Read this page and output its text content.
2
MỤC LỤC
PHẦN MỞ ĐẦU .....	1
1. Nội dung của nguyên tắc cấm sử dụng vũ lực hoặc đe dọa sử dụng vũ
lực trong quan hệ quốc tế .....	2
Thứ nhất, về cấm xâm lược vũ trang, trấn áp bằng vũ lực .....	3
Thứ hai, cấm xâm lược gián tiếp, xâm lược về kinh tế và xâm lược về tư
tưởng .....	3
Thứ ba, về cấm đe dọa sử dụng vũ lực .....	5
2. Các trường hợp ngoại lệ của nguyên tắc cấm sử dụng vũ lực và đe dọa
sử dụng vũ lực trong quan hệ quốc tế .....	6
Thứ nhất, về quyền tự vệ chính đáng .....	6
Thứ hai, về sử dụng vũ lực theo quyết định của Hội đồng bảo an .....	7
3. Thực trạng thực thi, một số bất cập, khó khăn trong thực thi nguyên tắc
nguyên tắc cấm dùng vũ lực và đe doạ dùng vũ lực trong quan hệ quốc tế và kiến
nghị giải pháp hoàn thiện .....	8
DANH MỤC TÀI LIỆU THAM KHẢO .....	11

## Required work:
Copy out all the entries shown above, character for character.

## Answer to the problem:
Read this page and output its text content.
2
MỤC LỤC
PHẦN MỞ ĐẦU .....	1
1. Nội dung của nguyên tắc cấm sử dụng vũ lực hoặc đe dọa sử dụng vũ
lực trong quan hệ quốc tế .....	2
Thứ nhất, về cấm xâm lược vũ trang, trấn áp bằng vũ lực .....	3
Thứ hai, cấm xâm lược gián tiếp, xâm lược về kinh tế và xâm lược về tư
tưởng .....	3
Thứ ba, về cấm đe dọa sử dụng vũ lực .....	5
2. Các trường hợp ngoại lệ của nguyên tắc cấm sử dụng vũ lực và đe dọa
sử dụng vũ lực trong quan hệ quốc tế .....	6
Thứ nhất, về quyền tự vệ chính đáng .....	6
Thứ hai, về sử dụng vũ lực theo quyết định của Hội đồng bảo an .....	7
3. Thực trạng thực thi, một số bất cập, khó khăn trong thực thi nguyên tắc
nguyên tắc cấm dùng vũ lực và đe doạ dùng vũ lực trong quan hệ quốc tế và kiến
nghị giải pháp hoàn thiện .....	8
DANH MỤC TÀI LIỆU THAM KHẢO .....	11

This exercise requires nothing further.